**Tarea requerida:** En el fragmento sobre la muerte de la novela, ¿con motivo de qué celebración pronunció George Steiner su discurso?

══ Fragmento proporcionado

En el centenario de la Asociación de Editores Británicos, el profesor George Steiner pronunció una pieza sustanciosa:
Nos estamos hartando de nuestras novelas[...] Los géneros surgen, caen; la épica, la épica en verso, la tragedia en verso formal; grandes momentos que luego decaen. Se seguirá escribiendo novelas durante mucho tiempo pero, cada vez con mayor frecuencia, la búsqueda se centrará en las formas híbridas, en eso que llamaremos de manera más bien burda hecho/ficción... ¿Qué novela puede competir en la actualidad con lo mejor del reportaje, con lo óptimo de la narrativa inmediata? Píndaro [fue] el primer hombre en la historia que dijo, “este poema será cantado cuando la ciudad que encargó su factura haya cesado de existir”. La inmensa bravata de la literatura contra la muerte. Al decir esto en la actualidad, incluso el mejor de los poetas, me atrevo a decir, se sentiría profundamente avergonzado... La gran vanagloria clásica (pero qué vanagloria tan maravillosa) de la literatura: “Soy más fuerte que la muerte. Puedo hablar acerca de la muerte en la poesía, el drama, la novela, porque la he trascendido, porque soy más o menos permanente...” Eso ya no está disponible.
Así que aquí está, una vez más, envuelta en la mejor, la más pulida retórica. Quiero decir, aquella vieja y sabrosa castaña, la Muerte de la Novela. A la cual el profesor Steiner agrega, por si hiciera falta, la Muerte (o, por lo menos, la radical transformación en algún tipo de niño genio de la computación, en una especie de supernerd) del Lector, y la Muerte (o, por lo menos, la radical transformación en la forma electrónica) del propio Libro. Habiendo sido anunciada hace varios años en Francia la Muerte del Autor (y la Muerte de la Tragedia, también anunciada por el profesor Steiner en un obituario anterior), el escenario queda poblado con más cadáveres que la escena final de Hamlet.
No obstante, aun erguida en medio de la carnicería, permanece una figura solitaria y poderosa, un verdadero Fortinbrás, ante quien todos nosotros, escritores de textos anónimos, lectores posletrados, la Casa de Usher que es la industria editorial (la Dinamarca con algo podrido en el interior que es la industria editorial) y, de hecho, los propios libros, debemos inclinar la cabeza: a saber, naturalmente, el Crítico.

════
══ Datos recopilados

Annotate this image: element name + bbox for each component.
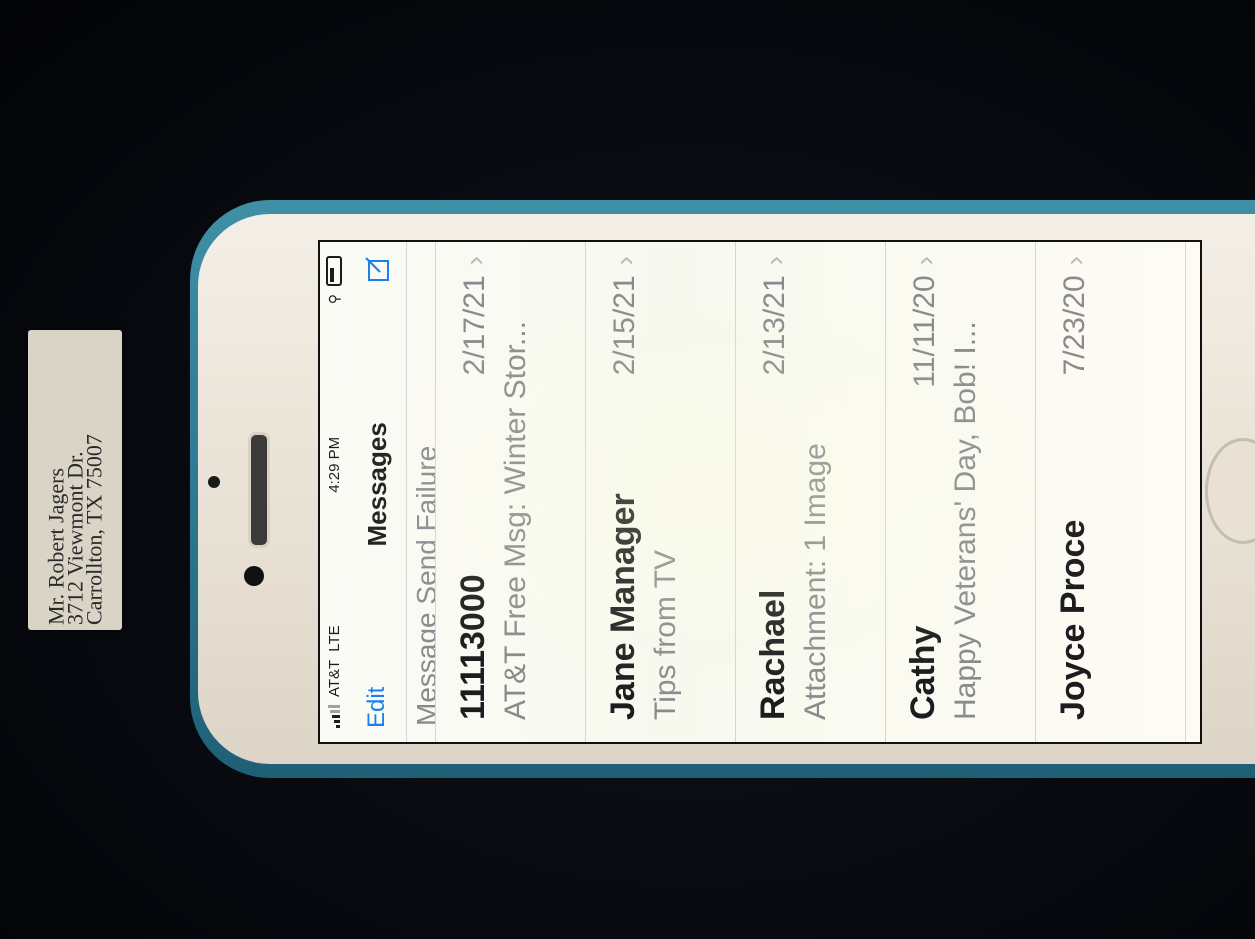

════

**Solución completa:** Con motivo del centenario de la Asociación de Editores Británicos.